WHAT TO PRODUCE: In the data below, find each line containing the string "JSON" and return it.

[Excerpts from a figure dataset]
■ ■ ■ ■ ■
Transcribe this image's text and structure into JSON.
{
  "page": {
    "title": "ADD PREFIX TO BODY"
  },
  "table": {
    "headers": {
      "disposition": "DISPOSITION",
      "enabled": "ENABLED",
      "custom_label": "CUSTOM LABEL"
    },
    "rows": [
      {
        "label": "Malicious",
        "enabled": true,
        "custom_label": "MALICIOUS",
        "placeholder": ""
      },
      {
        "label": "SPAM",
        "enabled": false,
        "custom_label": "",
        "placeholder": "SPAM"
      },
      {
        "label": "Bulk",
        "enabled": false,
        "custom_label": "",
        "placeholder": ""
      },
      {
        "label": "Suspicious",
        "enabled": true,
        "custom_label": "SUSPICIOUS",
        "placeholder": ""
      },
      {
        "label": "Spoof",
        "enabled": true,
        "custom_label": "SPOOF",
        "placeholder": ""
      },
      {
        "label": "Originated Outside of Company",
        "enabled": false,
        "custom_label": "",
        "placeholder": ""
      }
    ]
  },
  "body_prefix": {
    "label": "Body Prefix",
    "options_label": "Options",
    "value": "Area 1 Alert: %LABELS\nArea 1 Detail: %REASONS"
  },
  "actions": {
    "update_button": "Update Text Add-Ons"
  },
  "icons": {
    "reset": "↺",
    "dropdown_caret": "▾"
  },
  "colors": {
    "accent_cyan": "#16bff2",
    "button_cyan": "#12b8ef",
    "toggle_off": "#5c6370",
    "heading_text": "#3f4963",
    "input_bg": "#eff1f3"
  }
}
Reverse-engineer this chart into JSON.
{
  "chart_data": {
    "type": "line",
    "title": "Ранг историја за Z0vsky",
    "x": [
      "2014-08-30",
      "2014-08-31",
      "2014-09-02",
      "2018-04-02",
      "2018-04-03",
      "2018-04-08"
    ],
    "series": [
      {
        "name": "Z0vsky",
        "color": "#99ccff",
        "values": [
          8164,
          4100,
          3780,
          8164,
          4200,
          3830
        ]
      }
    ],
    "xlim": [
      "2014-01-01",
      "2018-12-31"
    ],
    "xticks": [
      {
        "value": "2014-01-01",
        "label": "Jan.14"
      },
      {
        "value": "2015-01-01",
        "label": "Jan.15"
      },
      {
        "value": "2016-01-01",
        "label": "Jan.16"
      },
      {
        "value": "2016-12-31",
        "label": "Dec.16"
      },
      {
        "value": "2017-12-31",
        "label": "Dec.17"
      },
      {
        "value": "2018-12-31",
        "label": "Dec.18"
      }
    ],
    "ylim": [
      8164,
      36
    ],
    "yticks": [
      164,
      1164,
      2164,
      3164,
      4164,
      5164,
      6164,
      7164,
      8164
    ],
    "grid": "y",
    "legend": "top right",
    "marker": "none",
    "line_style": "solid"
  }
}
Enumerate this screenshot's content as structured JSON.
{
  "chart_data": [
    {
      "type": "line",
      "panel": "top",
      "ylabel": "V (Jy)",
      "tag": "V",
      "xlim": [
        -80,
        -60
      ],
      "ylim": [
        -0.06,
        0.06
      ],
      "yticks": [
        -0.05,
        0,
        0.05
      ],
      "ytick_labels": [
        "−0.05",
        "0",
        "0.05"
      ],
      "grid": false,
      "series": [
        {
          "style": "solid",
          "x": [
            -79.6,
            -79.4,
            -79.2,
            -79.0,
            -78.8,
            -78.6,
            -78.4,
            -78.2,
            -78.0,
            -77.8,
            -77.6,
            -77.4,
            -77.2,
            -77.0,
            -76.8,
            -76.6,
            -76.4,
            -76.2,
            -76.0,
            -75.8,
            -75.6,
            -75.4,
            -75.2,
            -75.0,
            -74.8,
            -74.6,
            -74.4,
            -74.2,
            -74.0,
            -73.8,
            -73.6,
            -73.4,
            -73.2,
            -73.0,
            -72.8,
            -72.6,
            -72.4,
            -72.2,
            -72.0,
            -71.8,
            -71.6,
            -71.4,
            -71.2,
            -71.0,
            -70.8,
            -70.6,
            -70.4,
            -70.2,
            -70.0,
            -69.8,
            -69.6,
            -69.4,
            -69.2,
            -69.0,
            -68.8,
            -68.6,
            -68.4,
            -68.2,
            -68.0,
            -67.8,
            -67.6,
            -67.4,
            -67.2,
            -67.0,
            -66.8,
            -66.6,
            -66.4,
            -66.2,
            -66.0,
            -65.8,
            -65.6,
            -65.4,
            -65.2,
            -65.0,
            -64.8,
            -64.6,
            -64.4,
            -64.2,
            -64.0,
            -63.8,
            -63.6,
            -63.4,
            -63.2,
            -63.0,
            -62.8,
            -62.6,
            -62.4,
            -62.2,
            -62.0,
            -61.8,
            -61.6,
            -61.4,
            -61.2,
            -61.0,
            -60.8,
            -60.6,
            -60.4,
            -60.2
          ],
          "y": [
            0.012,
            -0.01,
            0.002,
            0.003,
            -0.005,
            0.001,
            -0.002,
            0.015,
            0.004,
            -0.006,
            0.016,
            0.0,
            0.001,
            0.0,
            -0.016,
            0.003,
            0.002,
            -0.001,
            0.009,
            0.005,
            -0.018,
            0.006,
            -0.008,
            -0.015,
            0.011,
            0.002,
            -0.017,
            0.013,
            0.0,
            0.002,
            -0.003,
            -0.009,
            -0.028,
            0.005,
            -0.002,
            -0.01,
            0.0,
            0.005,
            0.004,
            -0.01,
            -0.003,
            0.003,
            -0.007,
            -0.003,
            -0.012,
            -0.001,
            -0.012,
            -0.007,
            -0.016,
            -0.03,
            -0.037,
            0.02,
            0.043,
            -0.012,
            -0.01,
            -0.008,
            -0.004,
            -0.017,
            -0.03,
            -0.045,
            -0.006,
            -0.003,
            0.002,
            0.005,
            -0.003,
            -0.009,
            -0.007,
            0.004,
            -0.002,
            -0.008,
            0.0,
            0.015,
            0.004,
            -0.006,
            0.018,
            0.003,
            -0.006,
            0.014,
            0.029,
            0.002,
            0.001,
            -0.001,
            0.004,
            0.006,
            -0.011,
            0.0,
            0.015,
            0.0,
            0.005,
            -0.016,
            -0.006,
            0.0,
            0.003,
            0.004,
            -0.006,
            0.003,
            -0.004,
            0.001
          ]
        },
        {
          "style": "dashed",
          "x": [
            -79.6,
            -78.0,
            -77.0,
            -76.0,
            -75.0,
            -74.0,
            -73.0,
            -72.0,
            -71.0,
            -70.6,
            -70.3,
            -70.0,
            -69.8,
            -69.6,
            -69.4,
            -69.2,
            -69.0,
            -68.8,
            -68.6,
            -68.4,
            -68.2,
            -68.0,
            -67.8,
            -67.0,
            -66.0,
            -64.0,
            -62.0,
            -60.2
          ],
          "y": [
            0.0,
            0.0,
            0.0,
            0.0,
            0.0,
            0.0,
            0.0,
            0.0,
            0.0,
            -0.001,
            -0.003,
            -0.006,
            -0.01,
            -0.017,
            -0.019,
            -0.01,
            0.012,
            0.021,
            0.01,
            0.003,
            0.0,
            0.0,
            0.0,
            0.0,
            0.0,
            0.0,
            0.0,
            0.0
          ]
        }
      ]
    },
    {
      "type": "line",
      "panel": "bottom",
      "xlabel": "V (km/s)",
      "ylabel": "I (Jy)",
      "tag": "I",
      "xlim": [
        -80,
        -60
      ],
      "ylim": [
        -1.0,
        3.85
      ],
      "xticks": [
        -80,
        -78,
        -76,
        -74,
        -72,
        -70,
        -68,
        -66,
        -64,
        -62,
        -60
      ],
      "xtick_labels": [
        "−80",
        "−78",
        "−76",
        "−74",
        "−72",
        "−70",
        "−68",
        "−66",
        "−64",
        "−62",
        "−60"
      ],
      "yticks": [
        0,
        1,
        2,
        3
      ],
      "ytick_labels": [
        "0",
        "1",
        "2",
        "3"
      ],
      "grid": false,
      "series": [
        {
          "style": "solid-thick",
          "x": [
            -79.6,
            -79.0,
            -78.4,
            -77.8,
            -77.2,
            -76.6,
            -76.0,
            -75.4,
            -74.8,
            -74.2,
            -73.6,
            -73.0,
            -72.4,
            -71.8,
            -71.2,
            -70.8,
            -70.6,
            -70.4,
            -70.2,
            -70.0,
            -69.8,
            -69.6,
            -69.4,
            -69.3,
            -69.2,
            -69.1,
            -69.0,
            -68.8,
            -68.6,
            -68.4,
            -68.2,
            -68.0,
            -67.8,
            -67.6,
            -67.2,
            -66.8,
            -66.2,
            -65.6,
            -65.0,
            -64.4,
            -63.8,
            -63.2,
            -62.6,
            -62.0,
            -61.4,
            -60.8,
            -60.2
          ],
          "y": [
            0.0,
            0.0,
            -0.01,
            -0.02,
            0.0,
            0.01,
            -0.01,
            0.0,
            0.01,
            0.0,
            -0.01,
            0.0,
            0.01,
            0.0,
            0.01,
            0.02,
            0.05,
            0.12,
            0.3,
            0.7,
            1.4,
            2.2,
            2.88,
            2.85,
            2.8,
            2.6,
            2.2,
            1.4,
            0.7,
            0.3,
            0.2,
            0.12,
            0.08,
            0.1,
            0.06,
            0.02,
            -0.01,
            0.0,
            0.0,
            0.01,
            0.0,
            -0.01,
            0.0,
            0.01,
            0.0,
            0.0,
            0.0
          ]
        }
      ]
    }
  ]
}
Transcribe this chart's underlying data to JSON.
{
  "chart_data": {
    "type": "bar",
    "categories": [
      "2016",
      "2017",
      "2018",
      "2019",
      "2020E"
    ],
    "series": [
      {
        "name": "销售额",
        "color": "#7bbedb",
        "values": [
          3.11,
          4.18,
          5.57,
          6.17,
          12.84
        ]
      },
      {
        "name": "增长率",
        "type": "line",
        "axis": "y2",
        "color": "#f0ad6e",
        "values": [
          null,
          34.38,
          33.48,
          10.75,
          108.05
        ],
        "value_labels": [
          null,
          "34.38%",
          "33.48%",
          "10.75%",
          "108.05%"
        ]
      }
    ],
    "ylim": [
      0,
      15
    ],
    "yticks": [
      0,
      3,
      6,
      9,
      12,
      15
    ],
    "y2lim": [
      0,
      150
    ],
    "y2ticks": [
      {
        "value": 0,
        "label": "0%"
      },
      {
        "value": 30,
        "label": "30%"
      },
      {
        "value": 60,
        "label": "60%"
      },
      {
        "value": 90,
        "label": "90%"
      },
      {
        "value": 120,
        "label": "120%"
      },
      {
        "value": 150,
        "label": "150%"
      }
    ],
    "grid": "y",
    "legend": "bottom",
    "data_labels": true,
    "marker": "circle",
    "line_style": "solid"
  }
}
■ ■ ■ ■ ■
CORRECT RESPONSE:
Transcribe this image's text and structure into JSON.
Reverse-engineer this chart into JSON.
Enumerate this screenshot's content as structured JSON.
Transcribe this chart's underlying data to JSON.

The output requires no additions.